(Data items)
◇ ◇ ◇ ◇ ◇

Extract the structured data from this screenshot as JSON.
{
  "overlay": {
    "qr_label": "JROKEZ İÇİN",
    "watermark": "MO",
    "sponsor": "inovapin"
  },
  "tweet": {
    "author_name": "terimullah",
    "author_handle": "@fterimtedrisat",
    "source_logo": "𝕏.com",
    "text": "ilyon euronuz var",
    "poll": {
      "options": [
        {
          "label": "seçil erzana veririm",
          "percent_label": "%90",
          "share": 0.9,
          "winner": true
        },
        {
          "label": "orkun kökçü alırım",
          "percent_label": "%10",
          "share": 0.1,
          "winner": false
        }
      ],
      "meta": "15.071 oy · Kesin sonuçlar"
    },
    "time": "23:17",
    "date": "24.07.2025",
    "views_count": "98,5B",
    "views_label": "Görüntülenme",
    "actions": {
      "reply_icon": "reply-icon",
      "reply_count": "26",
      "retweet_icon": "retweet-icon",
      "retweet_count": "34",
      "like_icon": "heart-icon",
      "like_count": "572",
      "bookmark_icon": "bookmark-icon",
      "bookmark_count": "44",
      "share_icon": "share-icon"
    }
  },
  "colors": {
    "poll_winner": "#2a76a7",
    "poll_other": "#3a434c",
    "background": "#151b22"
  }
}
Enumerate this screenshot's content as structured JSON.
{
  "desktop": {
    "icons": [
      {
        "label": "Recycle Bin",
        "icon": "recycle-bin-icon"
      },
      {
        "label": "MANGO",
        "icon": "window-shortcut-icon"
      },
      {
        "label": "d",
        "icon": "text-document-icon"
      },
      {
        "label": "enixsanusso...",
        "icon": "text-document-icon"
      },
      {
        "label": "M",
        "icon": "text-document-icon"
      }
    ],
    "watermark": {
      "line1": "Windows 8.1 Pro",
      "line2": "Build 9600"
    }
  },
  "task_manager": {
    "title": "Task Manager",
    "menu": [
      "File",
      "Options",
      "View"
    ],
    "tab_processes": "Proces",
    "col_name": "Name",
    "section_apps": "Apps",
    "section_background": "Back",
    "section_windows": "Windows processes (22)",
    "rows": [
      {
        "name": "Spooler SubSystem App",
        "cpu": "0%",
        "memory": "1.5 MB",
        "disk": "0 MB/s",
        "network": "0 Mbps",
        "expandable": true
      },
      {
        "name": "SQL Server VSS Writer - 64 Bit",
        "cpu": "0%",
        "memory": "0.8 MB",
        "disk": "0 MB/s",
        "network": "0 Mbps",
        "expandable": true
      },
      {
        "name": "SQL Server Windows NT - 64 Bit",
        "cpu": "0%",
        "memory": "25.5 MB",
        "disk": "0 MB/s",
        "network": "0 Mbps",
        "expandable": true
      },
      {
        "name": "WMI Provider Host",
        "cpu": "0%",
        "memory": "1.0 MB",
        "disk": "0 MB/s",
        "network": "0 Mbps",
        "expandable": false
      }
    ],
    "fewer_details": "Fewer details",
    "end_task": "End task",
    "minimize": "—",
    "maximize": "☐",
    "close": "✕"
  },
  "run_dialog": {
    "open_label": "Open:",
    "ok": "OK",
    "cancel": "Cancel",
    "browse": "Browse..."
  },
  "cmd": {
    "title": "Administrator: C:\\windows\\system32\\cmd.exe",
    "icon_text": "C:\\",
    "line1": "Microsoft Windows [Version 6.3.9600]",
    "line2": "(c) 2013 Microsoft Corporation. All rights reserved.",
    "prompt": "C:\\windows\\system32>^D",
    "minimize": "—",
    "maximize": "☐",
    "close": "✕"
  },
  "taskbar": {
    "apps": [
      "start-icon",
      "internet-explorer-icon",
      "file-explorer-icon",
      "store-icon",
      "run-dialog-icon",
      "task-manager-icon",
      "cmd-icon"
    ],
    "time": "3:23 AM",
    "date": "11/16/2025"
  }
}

◇ ◇ ◇ ◇ ◇

_Stated problem_:
Take the listing above and set it down exactly.

_Full output_:
Extract the structured data from this screenshot as JSON.
{
  "overlay": {
    "qr_label": "JROKEZ İÇİN",
    "watermark": "MO",
    "sponsor": "inovapin"
  },
  "tweet": {
    "author_name": "terimullah",
    "author_handle": "@fterimtedrisat",
    "source_logo": "𝕏.com",
    "text": "ilyon euronuz var",
    "poll": {
      "options": [
        {
          "label": "seçil erzana veririm",
          "percent_label": "%90",
          "share": 0.9,
          "winner": true
        },
        {
          "label": "orkun kökçü alırım",
          "percent_label": "%10",
          "share": 0.1,
          "winner": false
        }
      ],
      "meta": "15.071 oy · Kesin sonuçlar"
    },
    "time": "23:17",
    "date": "24.07.2025",
    "views_count": "98,5B",
    "views_label": "Görüntülenme",
    "actions": {
      "reply_icon": "reply-icon",
      "reply_count": "26",
      "retweet_icon": "retweet-icon",
      "retweet_count": "34",
      "like_icon": "heart-icon",
      "like_count": "572",
      "bookmark_icon": "bookmark-icon",
      "bookmark_count": "44",
      "share_icon": "share-icon"
    }
  },
  "colors": {
    "poll_winner": "#2a76a7",
    "poll_other": "#3a434c",
    "background": "#151b22"
  }
}
Enumerate this screenshot's content as structured JSON.
{
  "desktop": {
    "icons": [
      {
        "label": "Recycle Bin",
        "icon": "recycle-bin-icon"
      },
      {
        "label": "MANGO",
        "icon": "window-shortcut-icon"
      },
      {
        "label": "d",
        "icon": "text-document-icon"
      },
      {
        "label": "enixsanusso...",
        "icon": "text-document-icon"
      },
      {
        "label": "M",
        "icon": "text-document-icon"
      }
    ],
    "watermark": {
      "line1": "Windows 8.1 Pro",
      "line2": "Build 9600"
    }
  },
  "task_manager": {
    "title": "Task Manager",
    "menu": [
      "File",
      "Options",
      "View"
    ],
    "tab_processes": "Proces",
    "col_name": "Name",
    "section_apps": "Apps",
    "section_background": "Back",
    "section_windows": "Windows processes (22)",
    "rows": [
      {
        "name": "Spooler SubSystem App",
        "cpu": "0%",
        "memory": "1.5 MB",
        "disk": "0 MB/s",
        "network": "0 Mbps",
        "expandable": true
      },
      {
        "name": "SQL Server VSS Writer - 64 Bit",
        "cpu": "0%",
        "memory": "0.8 MB",
        "disk": "0 MB/s",
        "network": "0 Mbps",
        "expandable": true
      },
      {
        "name": "SQL Server Windows NT - 64 Bit",
        "cpu": "0%",
        "memory": "25.5 MB",
        "disk": "0 MB/s",
        "network": "0 Mbps",
        "expandable": true
      },
      {
        "name": "WMI Provider Host",
        "cpu": "0%",
        "memory": "1.0 MB",
        "disk": "0 MB/s",
        "network": "0 Mbps",
        "expandable": false
      }
    ],
    "fewer_details": "Fewer details",
    "end_task": "End task",
    "minimize": "—",
    "maximize": "☐",
    "close": "✕"
  },
  "run_dialog": {
    "open_label": "Open:",
    "ok": "OK",
    "cancel": "Cancel",
    "browse": "Browse..."
  },
  "cmd": {
    "title": "Administrator: C:\\windows\\system32\\cmd.exe",
    "icon_text": "C:\\",
    "line1": "Microsoft Windows [Version 6.3.9600]",
    "line2": "(c) 2013 Microsoft Corporation. All rights reserved.",
    "prompt": "C:\\windows\\system32>^D",
    "minimize": "—",
    "maximize": "☐",
    "close": "✕"
  },
  "taskbar": {
    "apps": [
      "start-icon",
      "internet-explorer-icon",
      "file-explorer-icon",
      "store-icon",
      "run-dialog-icon",
      "task-manager-icon",
      "cmd-icon"
    ],
    "time": "3:23 AM",
    "date": "11/16/2025"
  }
}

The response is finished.